(Beginning of Given data)
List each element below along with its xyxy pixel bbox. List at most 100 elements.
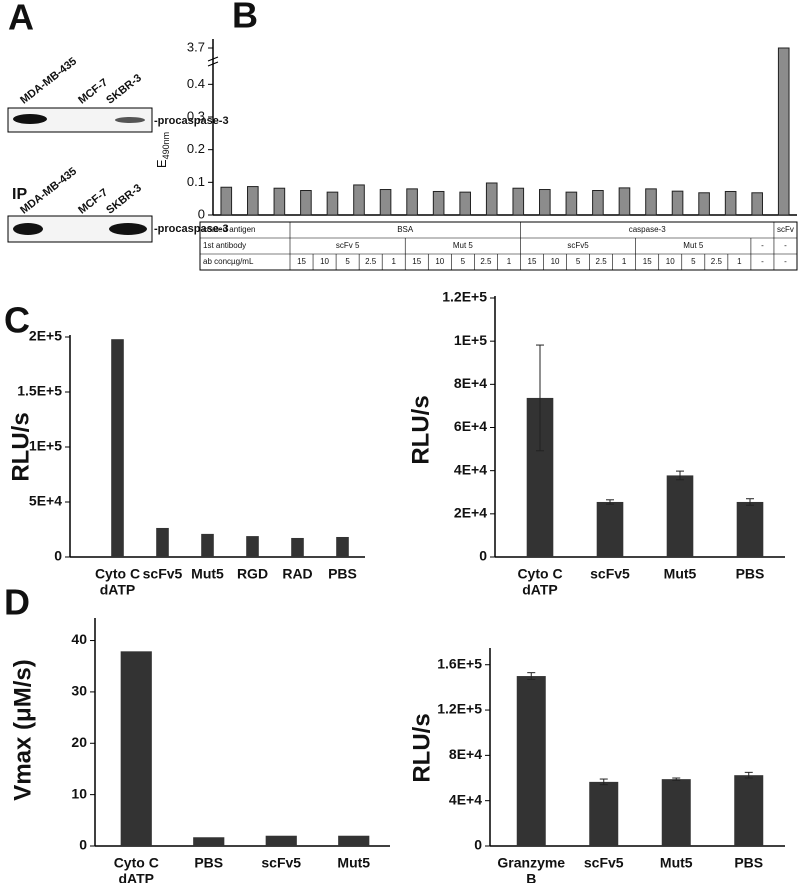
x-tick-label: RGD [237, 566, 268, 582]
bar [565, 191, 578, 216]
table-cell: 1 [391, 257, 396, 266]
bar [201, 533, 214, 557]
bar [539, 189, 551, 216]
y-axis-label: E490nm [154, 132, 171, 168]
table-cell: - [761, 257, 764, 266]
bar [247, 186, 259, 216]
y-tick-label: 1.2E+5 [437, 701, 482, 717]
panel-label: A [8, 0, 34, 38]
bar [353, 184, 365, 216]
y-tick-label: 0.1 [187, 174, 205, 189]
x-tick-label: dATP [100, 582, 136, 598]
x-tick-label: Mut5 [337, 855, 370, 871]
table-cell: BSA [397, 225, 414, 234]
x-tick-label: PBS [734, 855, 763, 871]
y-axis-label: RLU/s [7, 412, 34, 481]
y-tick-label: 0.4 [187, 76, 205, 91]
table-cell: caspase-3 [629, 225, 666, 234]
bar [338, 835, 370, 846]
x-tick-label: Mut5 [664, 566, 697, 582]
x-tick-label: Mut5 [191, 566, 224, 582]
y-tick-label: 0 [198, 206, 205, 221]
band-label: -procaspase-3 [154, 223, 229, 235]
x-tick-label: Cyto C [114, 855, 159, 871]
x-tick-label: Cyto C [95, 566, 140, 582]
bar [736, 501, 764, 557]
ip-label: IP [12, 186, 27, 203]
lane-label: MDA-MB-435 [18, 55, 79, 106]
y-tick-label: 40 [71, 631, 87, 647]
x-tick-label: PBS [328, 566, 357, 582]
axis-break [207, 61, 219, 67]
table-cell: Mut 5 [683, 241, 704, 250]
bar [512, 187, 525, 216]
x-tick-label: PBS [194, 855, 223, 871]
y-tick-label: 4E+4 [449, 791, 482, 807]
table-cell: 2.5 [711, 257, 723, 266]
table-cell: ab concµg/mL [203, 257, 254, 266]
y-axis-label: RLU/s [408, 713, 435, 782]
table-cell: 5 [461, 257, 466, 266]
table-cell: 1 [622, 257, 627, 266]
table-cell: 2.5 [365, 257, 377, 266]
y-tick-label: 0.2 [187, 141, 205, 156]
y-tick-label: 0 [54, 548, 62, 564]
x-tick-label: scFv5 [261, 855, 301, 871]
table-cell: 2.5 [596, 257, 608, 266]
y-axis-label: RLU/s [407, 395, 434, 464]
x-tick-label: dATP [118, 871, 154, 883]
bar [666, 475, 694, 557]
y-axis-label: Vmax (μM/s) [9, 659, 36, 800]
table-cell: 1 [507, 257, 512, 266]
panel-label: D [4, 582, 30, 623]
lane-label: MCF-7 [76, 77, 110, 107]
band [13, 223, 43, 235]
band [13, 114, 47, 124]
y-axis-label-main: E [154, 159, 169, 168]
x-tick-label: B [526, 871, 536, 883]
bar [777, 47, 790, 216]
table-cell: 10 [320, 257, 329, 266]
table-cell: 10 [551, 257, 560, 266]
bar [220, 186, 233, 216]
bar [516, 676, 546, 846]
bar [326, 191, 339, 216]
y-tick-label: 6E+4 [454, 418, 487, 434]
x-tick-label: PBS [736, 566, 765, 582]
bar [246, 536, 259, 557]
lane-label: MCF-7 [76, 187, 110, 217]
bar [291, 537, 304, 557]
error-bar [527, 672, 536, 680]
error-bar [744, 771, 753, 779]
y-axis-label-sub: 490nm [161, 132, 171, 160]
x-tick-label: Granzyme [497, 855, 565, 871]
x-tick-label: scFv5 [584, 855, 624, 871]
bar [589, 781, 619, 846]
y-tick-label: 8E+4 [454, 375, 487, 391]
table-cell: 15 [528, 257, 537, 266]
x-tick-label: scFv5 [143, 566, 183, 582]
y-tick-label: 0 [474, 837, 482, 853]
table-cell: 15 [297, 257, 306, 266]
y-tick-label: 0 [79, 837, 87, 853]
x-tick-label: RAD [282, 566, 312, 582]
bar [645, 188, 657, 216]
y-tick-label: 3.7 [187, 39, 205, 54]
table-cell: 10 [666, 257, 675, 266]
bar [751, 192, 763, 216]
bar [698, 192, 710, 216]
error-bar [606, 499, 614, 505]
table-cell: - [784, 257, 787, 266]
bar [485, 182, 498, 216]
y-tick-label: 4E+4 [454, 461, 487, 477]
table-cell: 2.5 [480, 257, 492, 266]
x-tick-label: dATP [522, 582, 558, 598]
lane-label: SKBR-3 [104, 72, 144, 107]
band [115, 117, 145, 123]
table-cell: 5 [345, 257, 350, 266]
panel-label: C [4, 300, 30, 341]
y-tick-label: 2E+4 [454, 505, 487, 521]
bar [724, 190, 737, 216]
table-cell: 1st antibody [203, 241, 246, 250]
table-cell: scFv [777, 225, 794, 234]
(End of Given data)
Instructions to follow
Counting the lines of the material that hold the string "lane", state the total and nothing besides.

Result
4